#### [TASK DIRECTIONS]
Tally the lines that include "auec". Output the number only.

#### [Saved entries]
+ + +
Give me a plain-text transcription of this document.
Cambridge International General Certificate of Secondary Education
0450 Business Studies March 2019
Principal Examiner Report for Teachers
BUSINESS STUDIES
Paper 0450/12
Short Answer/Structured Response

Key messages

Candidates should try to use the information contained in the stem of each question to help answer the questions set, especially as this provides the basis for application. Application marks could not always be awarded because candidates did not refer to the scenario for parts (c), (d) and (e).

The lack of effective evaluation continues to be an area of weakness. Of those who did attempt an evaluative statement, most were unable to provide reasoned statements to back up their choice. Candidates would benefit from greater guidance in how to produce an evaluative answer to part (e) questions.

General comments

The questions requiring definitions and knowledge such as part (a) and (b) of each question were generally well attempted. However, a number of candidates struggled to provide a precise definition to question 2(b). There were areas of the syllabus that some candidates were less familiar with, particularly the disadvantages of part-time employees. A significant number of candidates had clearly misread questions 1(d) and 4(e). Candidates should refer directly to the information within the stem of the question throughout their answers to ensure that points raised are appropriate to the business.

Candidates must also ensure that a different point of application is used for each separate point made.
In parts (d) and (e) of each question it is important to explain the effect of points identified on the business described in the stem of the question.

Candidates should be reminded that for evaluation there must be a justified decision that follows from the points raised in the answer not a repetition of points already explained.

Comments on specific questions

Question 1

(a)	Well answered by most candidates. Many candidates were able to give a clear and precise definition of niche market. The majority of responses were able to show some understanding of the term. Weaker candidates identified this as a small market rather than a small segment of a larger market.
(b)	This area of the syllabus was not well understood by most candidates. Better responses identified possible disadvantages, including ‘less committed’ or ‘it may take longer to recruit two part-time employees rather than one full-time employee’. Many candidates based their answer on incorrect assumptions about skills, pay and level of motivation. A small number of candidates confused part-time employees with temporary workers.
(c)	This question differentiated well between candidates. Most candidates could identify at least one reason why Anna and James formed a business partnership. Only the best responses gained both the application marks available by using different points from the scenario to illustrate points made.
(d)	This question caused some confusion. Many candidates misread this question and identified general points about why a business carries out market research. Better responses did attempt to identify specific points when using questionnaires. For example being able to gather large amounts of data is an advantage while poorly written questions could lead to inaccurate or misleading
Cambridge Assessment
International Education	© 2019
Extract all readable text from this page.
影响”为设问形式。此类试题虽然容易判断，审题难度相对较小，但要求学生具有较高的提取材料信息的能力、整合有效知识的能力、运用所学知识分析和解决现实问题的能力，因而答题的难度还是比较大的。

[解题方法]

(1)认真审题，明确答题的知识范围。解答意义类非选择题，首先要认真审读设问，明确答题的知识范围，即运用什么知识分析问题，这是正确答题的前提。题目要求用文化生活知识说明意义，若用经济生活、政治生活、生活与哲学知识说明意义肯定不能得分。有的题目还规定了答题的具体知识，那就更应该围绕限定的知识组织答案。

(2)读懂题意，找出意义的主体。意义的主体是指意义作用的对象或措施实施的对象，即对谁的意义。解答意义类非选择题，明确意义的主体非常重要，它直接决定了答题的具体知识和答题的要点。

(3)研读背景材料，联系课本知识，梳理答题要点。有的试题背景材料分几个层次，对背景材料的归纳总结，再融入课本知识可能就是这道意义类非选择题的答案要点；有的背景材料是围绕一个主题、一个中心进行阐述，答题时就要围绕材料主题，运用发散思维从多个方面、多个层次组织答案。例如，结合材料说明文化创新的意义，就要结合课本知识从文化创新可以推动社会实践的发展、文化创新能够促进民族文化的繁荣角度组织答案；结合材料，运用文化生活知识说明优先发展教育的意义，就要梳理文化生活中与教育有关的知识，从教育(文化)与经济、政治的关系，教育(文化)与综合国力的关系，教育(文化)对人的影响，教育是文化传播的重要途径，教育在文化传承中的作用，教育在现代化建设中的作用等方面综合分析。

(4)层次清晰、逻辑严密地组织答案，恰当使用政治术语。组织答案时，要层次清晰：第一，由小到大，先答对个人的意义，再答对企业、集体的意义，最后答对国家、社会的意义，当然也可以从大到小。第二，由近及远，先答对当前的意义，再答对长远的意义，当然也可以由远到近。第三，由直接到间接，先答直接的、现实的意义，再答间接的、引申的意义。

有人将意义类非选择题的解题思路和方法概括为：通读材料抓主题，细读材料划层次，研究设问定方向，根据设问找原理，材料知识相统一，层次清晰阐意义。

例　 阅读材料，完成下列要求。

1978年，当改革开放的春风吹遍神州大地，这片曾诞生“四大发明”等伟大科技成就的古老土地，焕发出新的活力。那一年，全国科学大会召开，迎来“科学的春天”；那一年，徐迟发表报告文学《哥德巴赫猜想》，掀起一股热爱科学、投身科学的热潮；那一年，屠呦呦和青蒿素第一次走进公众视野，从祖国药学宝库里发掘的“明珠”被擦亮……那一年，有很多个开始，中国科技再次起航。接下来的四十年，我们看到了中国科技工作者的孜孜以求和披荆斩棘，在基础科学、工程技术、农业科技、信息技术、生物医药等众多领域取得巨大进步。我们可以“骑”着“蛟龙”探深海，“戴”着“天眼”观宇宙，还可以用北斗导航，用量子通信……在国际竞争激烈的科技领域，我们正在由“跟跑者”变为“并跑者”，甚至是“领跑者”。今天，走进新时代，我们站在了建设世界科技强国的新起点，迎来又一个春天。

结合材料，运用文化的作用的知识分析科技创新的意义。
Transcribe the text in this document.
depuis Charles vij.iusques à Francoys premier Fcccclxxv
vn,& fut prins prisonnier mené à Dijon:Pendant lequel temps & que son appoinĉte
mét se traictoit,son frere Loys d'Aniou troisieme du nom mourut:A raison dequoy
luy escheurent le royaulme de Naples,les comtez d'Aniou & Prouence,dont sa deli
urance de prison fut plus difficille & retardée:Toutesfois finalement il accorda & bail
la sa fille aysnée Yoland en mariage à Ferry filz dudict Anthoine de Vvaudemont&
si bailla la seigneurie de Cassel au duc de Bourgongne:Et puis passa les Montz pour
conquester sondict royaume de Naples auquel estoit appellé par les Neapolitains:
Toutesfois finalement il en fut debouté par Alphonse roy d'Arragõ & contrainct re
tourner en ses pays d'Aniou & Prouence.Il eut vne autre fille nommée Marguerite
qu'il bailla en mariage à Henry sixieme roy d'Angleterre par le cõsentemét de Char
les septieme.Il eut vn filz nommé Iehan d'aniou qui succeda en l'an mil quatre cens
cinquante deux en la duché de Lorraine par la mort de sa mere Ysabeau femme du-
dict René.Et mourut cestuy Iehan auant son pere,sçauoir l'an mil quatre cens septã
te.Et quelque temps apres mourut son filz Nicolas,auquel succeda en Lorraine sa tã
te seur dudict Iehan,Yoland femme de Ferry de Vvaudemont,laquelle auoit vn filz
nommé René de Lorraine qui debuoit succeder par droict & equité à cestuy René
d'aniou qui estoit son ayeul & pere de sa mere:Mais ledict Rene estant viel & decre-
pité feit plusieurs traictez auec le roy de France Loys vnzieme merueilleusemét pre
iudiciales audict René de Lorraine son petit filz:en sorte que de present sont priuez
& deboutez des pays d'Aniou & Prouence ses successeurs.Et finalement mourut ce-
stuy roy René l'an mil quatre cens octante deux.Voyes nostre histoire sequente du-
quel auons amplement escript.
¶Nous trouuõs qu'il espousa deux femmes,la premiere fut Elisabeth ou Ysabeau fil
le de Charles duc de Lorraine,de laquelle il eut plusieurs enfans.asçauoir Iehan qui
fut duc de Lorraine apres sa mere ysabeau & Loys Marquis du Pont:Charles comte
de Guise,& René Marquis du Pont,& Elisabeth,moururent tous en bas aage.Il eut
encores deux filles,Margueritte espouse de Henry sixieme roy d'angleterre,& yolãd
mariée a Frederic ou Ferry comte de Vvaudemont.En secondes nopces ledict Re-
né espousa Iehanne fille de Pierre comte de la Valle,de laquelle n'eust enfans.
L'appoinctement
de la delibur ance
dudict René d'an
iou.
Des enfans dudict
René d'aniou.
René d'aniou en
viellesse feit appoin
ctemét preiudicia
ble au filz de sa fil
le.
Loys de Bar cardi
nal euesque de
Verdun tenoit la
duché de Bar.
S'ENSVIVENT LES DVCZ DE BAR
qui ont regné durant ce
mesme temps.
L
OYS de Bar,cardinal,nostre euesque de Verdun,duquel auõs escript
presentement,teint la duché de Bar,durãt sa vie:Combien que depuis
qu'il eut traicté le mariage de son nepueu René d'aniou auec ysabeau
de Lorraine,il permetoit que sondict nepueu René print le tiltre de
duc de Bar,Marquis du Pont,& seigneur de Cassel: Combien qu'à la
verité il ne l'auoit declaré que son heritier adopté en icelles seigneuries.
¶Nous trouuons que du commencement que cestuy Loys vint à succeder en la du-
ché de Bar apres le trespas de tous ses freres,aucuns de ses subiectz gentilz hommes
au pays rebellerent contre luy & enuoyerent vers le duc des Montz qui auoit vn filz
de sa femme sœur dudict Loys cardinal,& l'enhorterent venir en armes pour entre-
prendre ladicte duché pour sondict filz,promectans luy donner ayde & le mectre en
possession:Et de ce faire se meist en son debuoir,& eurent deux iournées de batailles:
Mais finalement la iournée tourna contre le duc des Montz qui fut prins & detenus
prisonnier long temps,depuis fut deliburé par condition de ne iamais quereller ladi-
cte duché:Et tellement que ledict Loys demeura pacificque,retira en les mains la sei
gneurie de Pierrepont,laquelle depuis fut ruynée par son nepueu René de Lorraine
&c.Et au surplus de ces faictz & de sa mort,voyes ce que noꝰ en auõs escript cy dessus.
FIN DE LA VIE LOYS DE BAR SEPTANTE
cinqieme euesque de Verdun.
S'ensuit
+ + +
#### [THE OUTPUT]
2